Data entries
· · · · · · ·

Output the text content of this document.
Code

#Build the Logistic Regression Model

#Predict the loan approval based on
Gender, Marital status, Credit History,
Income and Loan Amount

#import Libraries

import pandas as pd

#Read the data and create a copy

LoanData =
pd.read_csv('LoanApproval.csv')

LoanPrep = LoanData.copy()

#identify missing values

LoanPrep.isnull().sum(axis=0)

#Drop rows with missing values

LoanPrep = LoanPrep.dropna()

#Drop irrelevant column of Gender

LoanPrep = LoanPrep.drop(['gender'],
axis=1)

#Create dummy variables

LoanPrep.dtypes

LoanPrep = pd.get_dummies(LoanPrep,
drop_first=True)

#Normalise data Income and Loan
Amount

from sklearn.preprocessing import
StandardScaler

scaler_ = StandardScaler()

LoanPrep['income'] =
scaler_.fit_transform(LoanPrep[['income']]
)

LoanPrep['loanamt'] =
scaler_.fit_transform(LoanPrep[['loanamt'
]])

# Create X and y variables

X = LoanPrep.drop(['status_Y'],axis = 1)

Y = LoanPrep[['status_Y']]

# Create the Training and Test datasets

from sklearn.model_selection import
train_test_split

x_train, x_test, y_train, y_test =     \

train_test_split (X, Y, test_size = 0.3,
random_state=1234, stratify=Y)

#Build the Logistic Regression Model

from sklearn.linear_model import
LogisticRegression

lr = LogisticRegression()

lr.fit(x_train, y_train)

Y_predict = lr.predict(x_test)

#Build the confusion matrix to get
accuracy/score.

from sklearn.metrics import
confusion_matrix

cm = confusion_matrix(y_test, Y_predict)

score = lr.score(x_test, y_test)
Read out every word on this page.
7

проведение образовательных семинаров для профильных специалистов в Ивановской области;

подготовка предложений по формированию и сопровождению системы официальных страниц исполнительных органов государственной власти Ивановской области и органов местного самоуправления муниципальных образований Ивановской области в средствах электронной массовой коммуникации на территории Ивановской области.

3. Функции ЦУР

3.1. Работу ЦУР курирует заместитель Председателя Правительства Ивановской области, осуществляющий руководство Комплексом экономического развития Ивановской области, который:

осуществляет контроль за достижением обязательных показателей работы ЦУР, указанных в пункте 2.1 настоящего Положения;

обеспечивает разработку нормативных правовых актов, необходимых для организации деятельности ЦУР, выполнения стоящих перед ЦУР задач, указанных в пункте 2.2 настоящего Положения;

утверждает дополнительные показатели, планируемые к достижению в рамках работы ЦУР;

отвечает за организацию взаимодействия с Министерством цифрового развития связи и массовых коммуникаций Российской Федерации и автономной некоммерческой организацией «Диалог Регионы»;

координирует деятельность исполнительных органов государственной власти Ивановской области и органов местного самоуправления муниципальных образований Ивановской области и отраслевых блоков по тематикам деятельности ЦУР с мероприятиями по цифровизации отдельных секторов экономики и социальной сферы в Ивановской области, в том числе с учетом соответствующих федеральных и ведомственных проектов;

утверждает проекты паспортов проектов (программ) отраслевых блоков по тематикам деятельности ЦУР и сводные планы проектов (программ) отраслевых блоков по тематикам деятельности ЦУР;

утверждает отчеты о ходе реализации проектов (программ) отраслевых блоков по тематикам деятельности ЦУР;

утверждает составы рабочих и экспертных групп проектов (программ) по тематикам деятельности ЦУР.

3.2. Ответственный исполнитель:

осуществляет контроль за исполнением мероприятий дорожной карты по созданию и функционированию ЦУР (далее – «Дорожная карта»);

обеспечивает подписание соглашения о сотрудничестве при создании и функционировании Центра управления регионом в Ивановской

· · · · · · ·

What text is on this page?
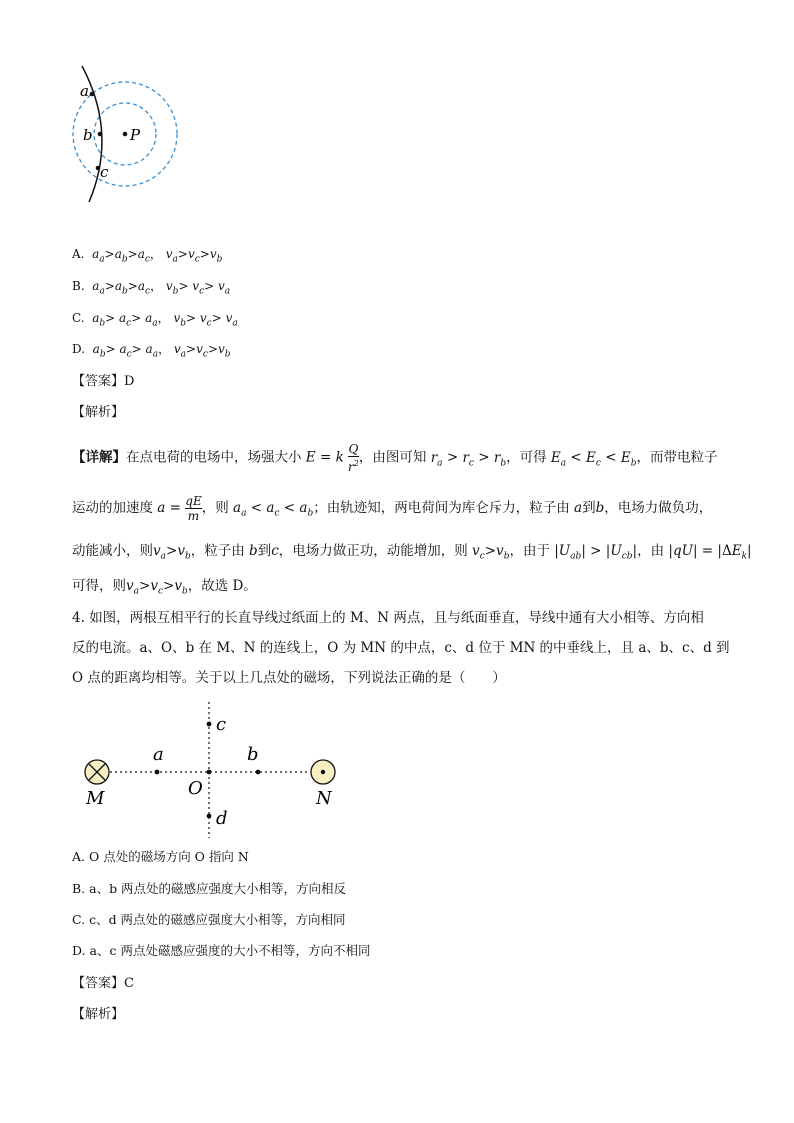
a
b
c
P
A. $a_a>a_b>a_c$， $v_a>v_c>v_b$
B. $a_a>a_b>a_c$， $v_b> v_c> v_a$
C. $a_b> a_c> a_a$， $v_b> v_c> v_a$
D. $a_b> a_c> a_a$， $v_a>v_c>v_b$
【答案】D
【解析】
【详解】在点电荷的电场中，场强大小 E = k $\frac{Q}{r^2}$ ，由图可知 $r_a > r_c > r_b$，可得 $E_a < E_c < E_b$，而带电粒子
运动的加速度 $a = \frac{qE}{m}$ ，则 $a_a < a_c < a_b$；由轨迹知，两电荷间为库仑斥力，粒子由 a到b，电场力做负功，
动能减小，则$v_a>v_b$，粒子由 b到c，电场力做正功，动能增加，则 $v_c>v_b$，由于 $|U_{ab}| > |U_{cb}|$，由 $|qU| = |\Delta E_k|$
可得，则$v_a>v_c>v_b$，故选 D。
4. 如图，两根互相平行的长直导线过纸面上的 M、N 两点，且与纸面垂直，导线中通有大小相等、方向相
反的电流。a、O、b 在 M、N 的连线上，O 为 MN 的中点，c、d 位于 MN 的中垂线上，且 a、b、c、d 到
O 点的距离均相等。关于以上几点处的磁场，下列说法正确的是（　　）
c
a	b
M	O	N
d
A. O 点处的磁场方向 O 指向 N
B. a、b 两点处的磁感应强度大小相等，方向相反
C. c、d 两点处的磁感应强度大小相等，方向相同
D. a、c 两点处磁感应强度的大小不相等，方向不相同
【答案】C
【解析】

· · · · · · ·

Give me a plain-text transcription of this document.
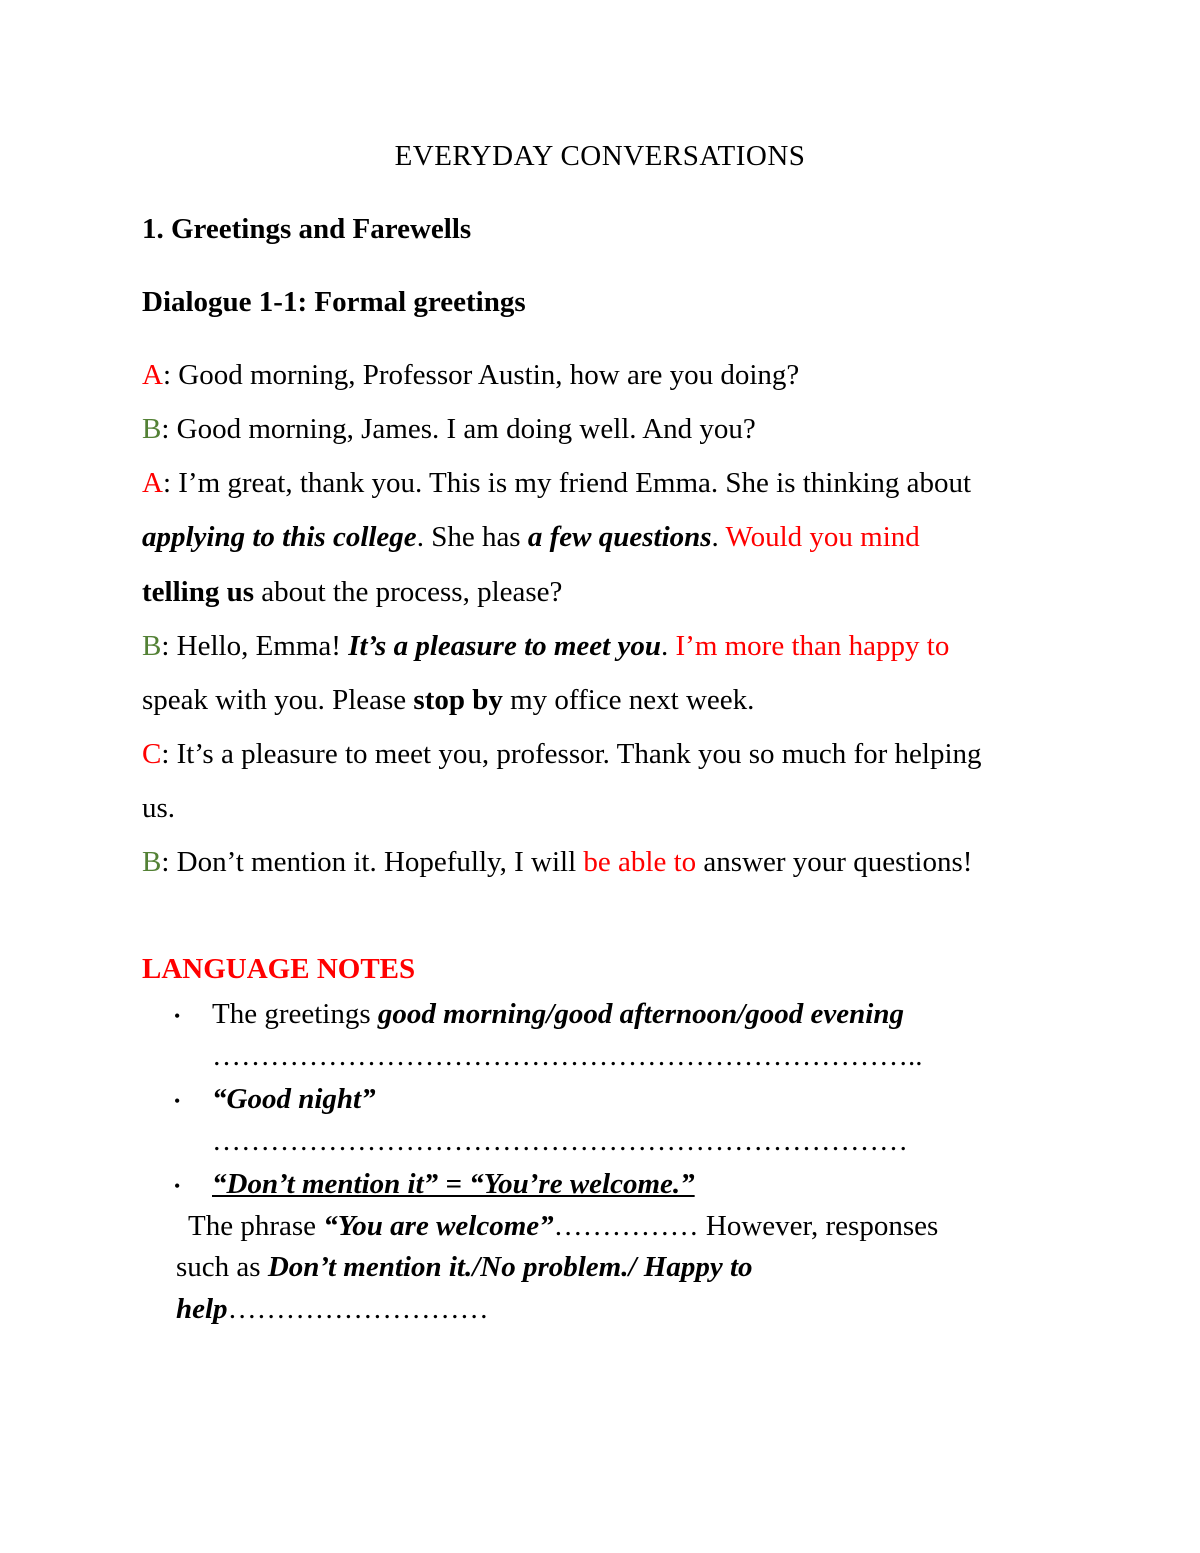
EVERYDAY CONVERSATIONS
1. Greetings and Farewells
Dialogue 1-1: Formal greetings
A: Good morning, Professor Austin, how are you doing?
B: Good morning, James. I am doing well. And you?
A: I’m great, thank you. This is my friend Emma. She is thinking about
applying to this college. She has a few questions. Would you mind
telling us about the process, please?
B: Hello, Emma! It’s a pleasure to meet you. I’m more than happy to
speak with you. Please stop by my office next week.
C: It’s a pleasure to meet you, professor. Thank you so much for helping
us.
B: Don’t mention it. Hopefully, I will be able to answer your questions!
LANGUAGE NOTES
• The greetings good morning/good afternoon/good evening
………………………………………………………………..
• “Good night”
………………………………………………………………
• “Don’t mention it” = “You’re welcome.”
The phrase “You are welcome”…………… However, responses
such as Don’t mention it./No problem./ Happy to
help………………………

· · · · · · ·

* Your instructions *
From the records, copy every line that has the string "about" in it.

* Problem solution *
A: I’m great, thank you. This is my friend Emma. She is thinking about
telling us about the process, please?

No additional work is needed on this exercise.